TASK TO CARRY OUT: Each line that includes the string "Зобов" counts once; give the total and nothing else.

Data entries
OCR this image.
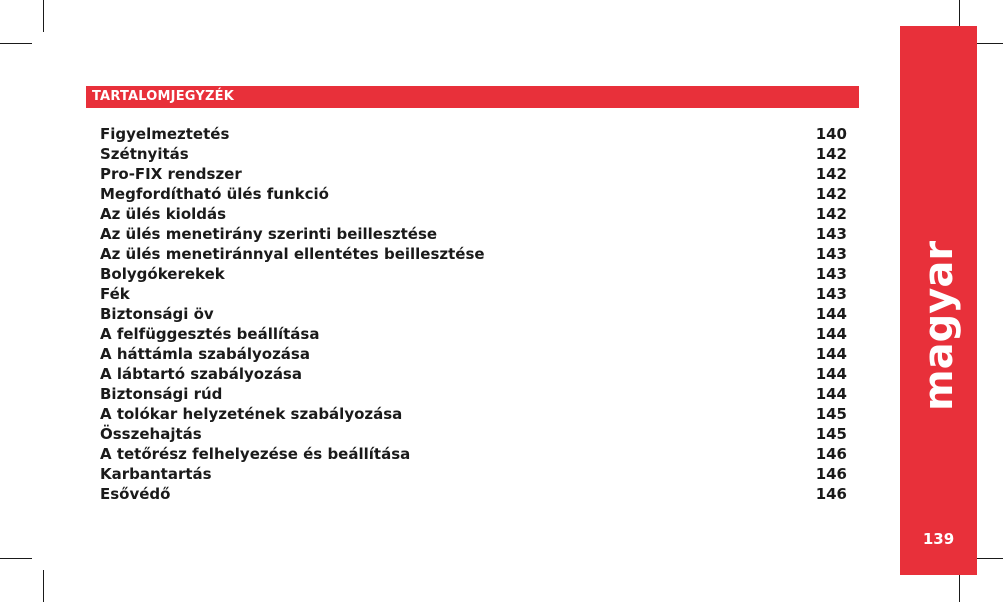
TARTALOMJEGYZÉK
Figyelmeztetés	140
Szétnyitás	142
Pro-FIX rendszer	142
Megfordítható ülés funkció	142
Az ülés kioldás	142
Az ülés menetirány szerinti beillesztése	143
Az ülés menetiránnyal ellentétes beillesztése	143
Bolygókerekek	143
Fék	143
Biztonsági öv	144
A felfüggesztés beállítása	144
A háttámla szabályozása	144
A lábtartó szabályozása	144
Biztonsági rúd	144
A tolókar helyzetének szabályozása	145
Összehajtás	145
A tetőrész felhelyezése és beállítása	146
Karbantartás	146
Esővédő	146
magyar
139
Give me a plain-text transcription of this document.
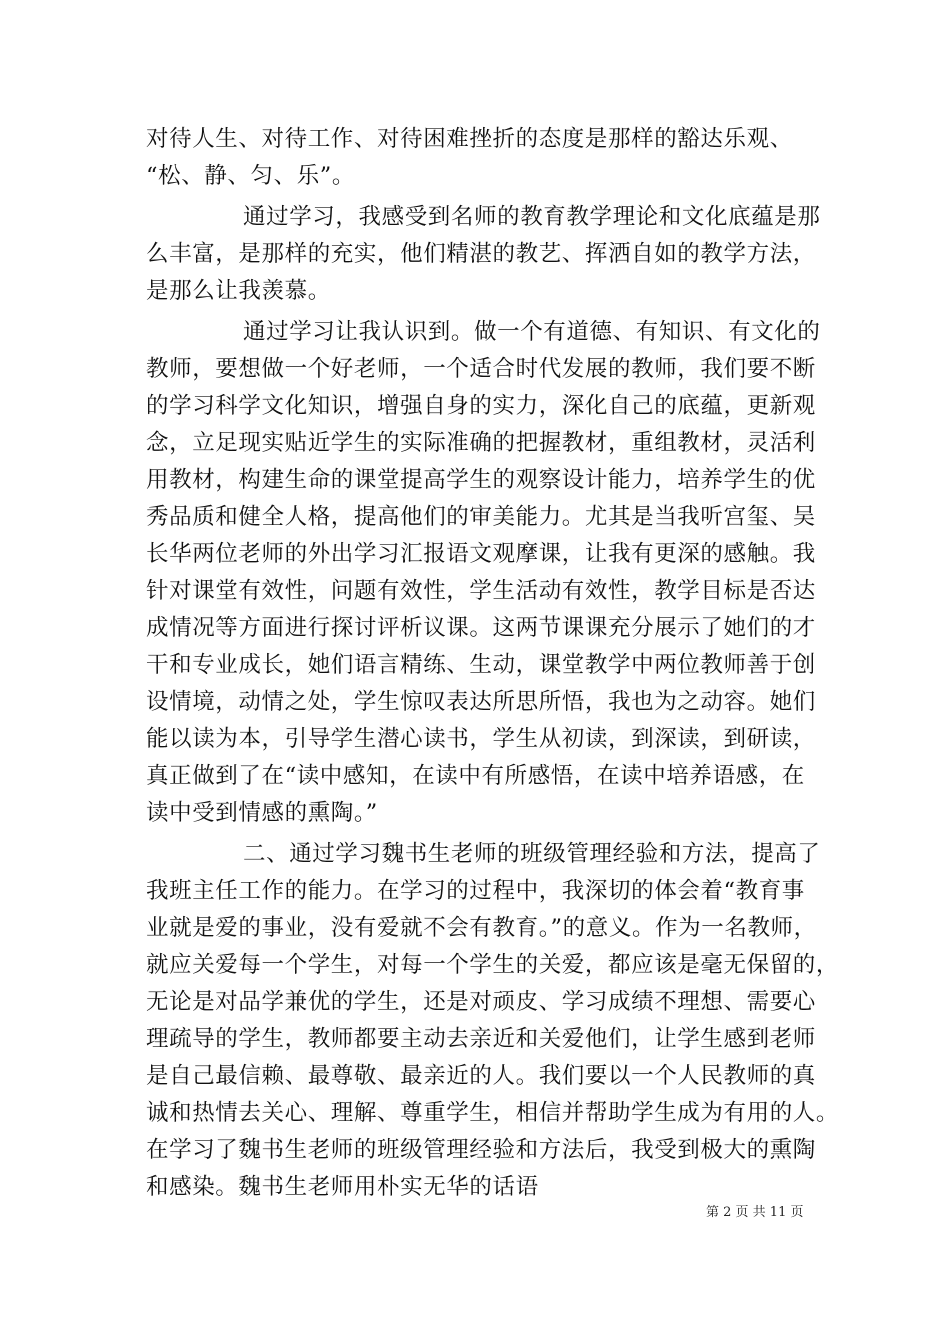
对待人生、对待工作、对待困难挫折的态度是那样的豁达乐观、
“松、静、匀、乐”。
通过学习，我感受到名师的教育教学理论和文化底蕴是那
么丰富，是那样的充实，他们精湛的教艺、挥洒自如的教学方法，
是那么让我羡慕。
通过学习让我认识到。做一个有道德、有知识、有文化的
教师，要想做一个好老师，一个适合时代发展的教师，我们要不断
的学习科学文化知识，增强自身的实力，深化自己的底蕴，更新观
念，立足现实贴近学生的实际准确的把握教材，重组教材，灵活利
用教材，构建生命的课堂提高学生的观察设计能力，培养学生的优
秀品质和健全人格，提高他们的审美能力。尤其是当我听宫玺、吴
长华两位老师的外出学习汇报语文观摩课，让我有更深的感触。我
针对课堂有效性，问题有效性，学生活动有效性，教学目标是否达
成情况等方面进行探讨评析议课。这两节课课充分展示了她们的才
干和专业成长，她们语言精练、生动，课堂教学中两位教师善于创
设情境，动情之处，学生惊叹表达所思所悟，我也为之动容。她们
能以读为本，引导学生潜心读书，学生从初读，到深读，到研读，
真正做到了在“读中感知，在读中有所感悟，在读中培养语感，在
读中受到情感的熏陶。”
二、通过学习魏书生老师的班级管理经验和方法，提高了
我班主任工作的能力。在学习的过程中，我深切的体会着“教育事
业就是爱的事业，没有爱就不会有教育。”的意义。作为一名教师，
就应关爱每一个学生，对每一个学生的关爱，都应该是毫无保留的，
无论是对品学兼优的学生，还是对顽皮、学习成绩不理想、需要心
理疏导的学生，教师都要主动去亲近和关爱他们，让学生感到老师
是自己最信赖、最尊敬、最亲近的人。我们要以一个人民教师的真
诚和热情去关心、理解、尊重学生，相信并帮助学生成为有用的人。
在学习了魏书生老师的班级管理经验和方法后，我受到极大的熏陶
和感染。魏书生老师用朴实无华的话语
第 2 页 共 11 页
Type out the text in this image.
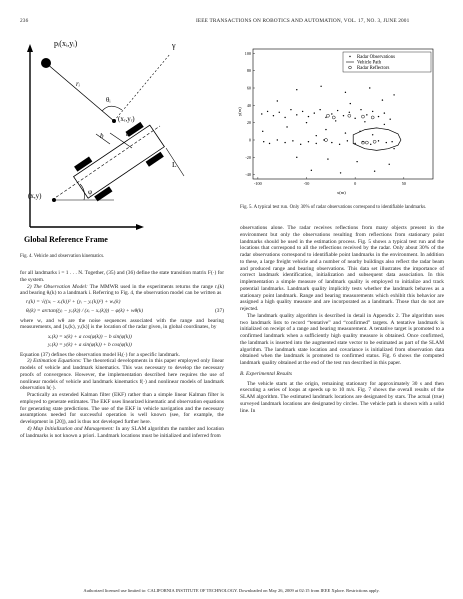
236	IEEE TRANSACTIONS ON ROBOTICS AND AUTOMATION, VOL. 17, NO. 3, JUNE 2001
pᵢ(xᵢ,yᵢ)
rᵢ
γ
θᵢ
(xᵣ,yᵣ)
a
b
L
φ
(x,y)
Global Reference Frame
Fig. 4. Vehicle and observation kinematics.
100
80
60
40
20
0
-20
-40
-100	-50	0	50
Radar Observations
Vehicle Path
Radar Reflectors
y(m)
x(m)
Fig. 5. A typical test run. Only 30% of radar observations correspond to identifiable landmarks.

for all landmarks i = 1 . . . N. Together, (35) and (36) define the state transition matrix F(·) for the system.

2) The Observation Model: The MMWR used in the experiments returns the range rᵢ(k) and bearing θᵢ(k) to a landmark i. Referring to Fig. 4, the observation model can be written as

rᵢ(k) = √((xᵢ − xᵣ(k))² + (yᵢ − yᵣ(k))²) + wᵣ(k)
θᵢ(k) = arctan((yᵢ − yᵣ(k)) / (xᵢ − xᵣ(k))) − φ(k) + wθ(k)	(37)

where wᵣ and wθ are the noise sequences associated with the range and bearing measurements, and [xᵣ(k), yᵣ(k)] is the location of the radar given, in global coordinates, by

xᵣ(k) = x(k) + a cos(φ(k)) − b sin(φ(k))
yᵣ(k) = y(k) + a sin(φ(k)) + b cos(φ(k))

Equation (37) defines the observation model Hᵢ(·) for a specific landmark.

3) Estimation Equations: The theoretical developments in this paper employed only linear models of vehicle and landmark kinematics. This was necessary to develop the necessary proofs of convergence. However, the implementation described here requires the use of nonlinear models of vehicle and landmark kinematics f(·) and nonlinear models of landmark observation h(·).

Practically an extended Kalman filter (EKF) rather than a simple linear Kalman filter is employed to generate estimates. The EKF uses linearized kinematic and observation equations for generating state predictions. The use of the EKF in vehicle navigation and the necessary assumptions needed for successful operation is well known (see, for example, the development in [20]), and is thus not developed further here.

4) Map Initialization and Management: In any SLAM algorithm the number and location of landmarks is not known a priori. Landmark locations must be initialized and inferred from

observations alone. The radar receives reflections from many objects present in the environment but only the observations resulting from reflections from stationary point landmarks should be used in the estimation process. Fig. 5 shows a typical test run and the locations that correspond to all the reflections received by the radar. Only about 30% of the radar observations correspond to identifiable point landmarks in the environment. In addition to these, a large freight vehicle and a number of nearby buildings also reflect the radar beam and produced range and bearing observations. This data set illustrates the importance of correct landmark identification, initialization and subsequent data association. In this implementation a simple measure of landmark quality is employed to initialize and track potential landmarks. Landmark quality implicitly tests whether the landmark behaves as a stationary point landmark. Range and bearing measurements which exhibit this behavior are assigned a high quality measure and are incorporated as a landmark. Those that do not are rejected.

The landmark quality algorithm is described in detail in Appendix 2. The algorithm uses two landmark lists to record “tentative” and “confirmed” targets. A tentative landmark is initialized on receipt of a range and bearing measurement. A tentative target is promoted to a confirmed landmark when a sufficiently high quality measure is obtained. Once confirmed, the landmark is inserted into the augmented state vector to be estimated as part of the SLAM algorithm. The landmark state location and covariance is initialized from observation data obtained when the landmark is promoted to confirmed status. Fig. 6 shows the computed landmark quality obtained at the end of the test run described in this paper.

B. Experimental Results

The vehicle starts at the origin, remaining stationary for approximately 30 s and then executing a series of loops at speeds up to 10 m/s. Fig. 7 shows the overall results of the SLAM algorithm. The estimated landmark locations are designated by stars. The actual (true) surveyed landmark locations are designated by circles. The vehicle path is shown with a solid line. In

Authorized licensed use limited to: CALIFORNIA INSTITUTE OF TECHNOLOGY. Downloaded on May 26, 2009 at 02:15 from IEEE Xplore. Restrictions apply.
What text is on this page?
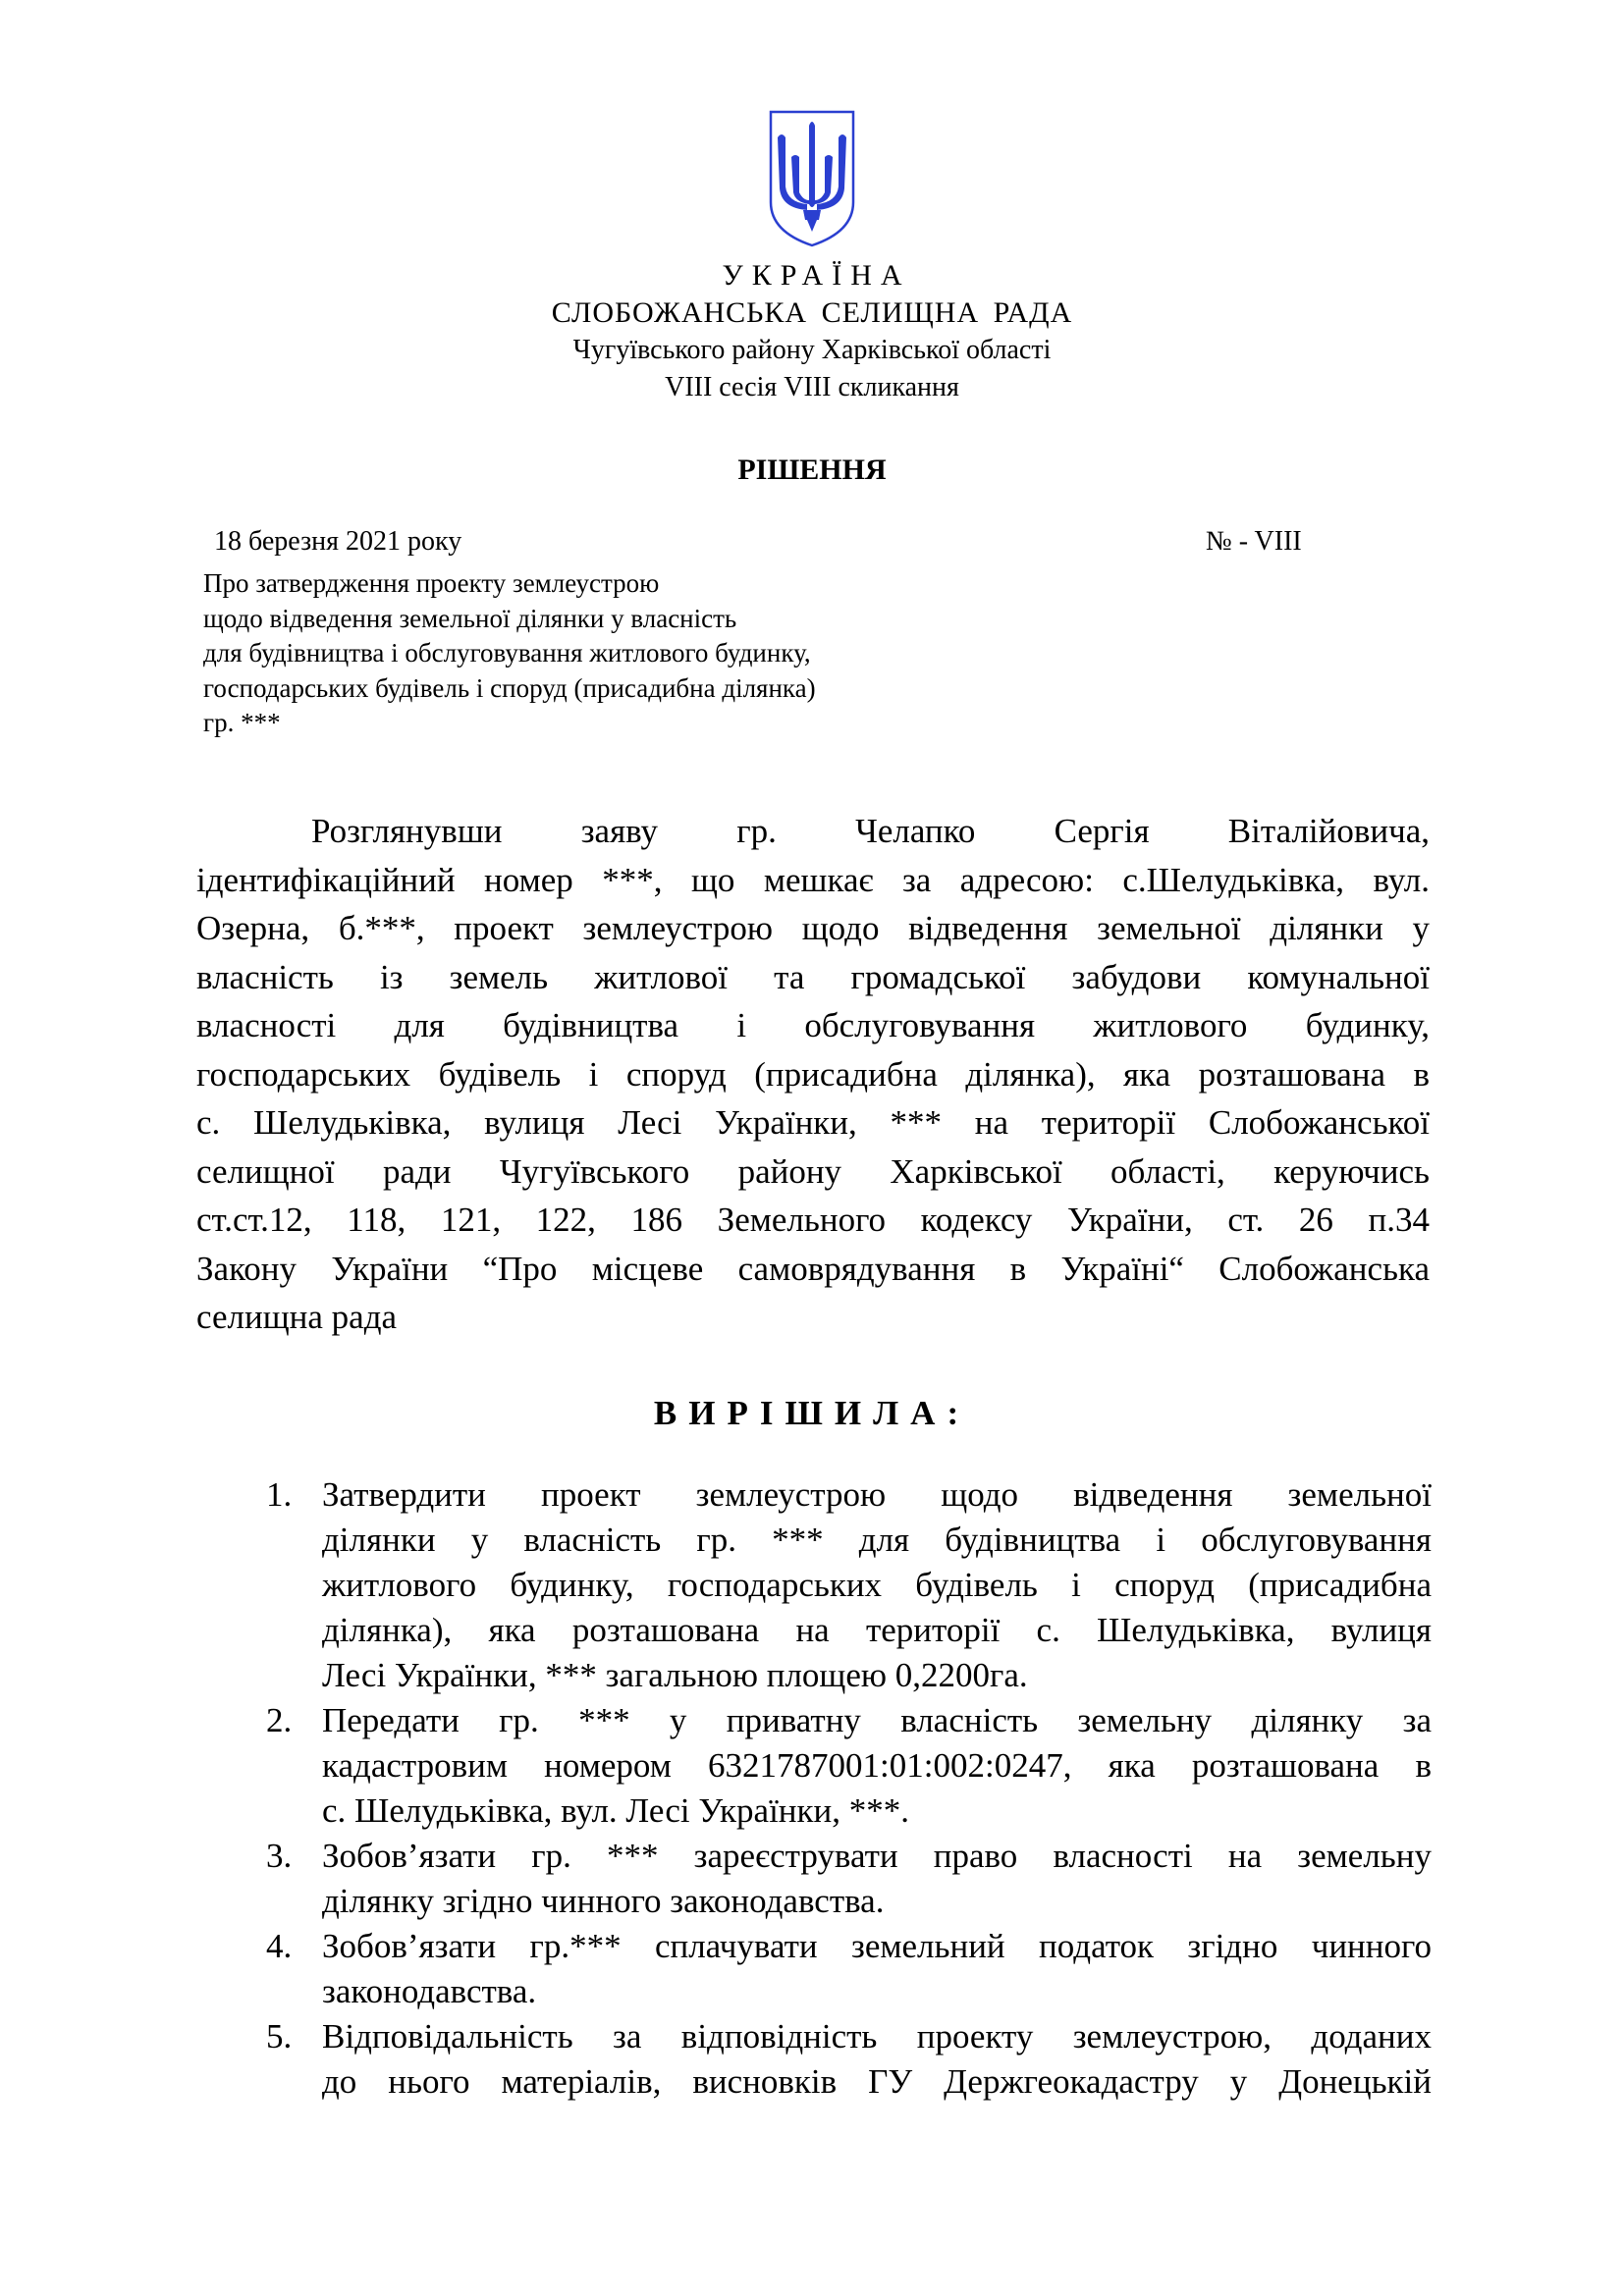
УКРАЇНА
СЛОБОЖАНСЬКА СЕЛИЩНА РАДА
Чугуївського району Харківської області
VIII сесія VIII скликання
РІШЕННЯ
18 березня 2021 року	№ - VIII
Про затвердження проекту землеустрою
щодо відведення земельної ділянки у власність
для будівництва і обслуговування житлового будинку,
господарських будівель і споруд (присадибна ділянка)
гр. ***
Розглянувши заяву гр. Челапко Сергія Віталійовича,
ідентифікаційний номер ***, що мешкає за адресою: с.Шелудьківка, вул.
Озерна, б.***, проект землеустрою щодо відведення земельної ділянки у
власність із земель житлової та громадської забудови комунальної
власності для будівництва і обслуговування житлового будинку,
господарських будівель і споруд (присадибна ділянка), яка розташована в
с. Шелудьківка, вулиця Лесі Українки, *** на території Слобожанської
селищної ради Чугуївського району Харківської області, керуючись
ст.ст.12, 118, 121, 122, 186 Земельного кодексу України, ст. 26 п.34
Закону України “Про місцеве самоврядування в Україні“ Слобожанська
селищна рада
ВИРІШИЛА:
1. Затвердити проект землеустрою щодо відведення земельної
ділянки у власність гр. *** для будівництва і обслуговування
житлового будинку, господарських будівель і споруд (присадибна
ділянка), яка розташована на території с. Шелудьківка, вулиця
Лесі Українки, *** загальною площею 0,2200га.
2. Передати гр. *** у приватну власність земельну ділянку за
кадастровим номером 6321787001:01:002:0247, яка розташована в
с. Шелудьківка, вул. Лесі Українки, ***.
3. Зобов’язати гр. *** зареєструвати право власності на земельну
ділянку згідно чинного законодавства.
4. Зобов’язати гр.*** сплачувати земельний податок згідно чинного
законодавства.
5. Відповідальність за відповідність проекту землеустрою, доданих
до нього матеріалів, висновків ГУ Держгеокадастру у Донецькій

ANSWER FOR THIS EXERCISE: 2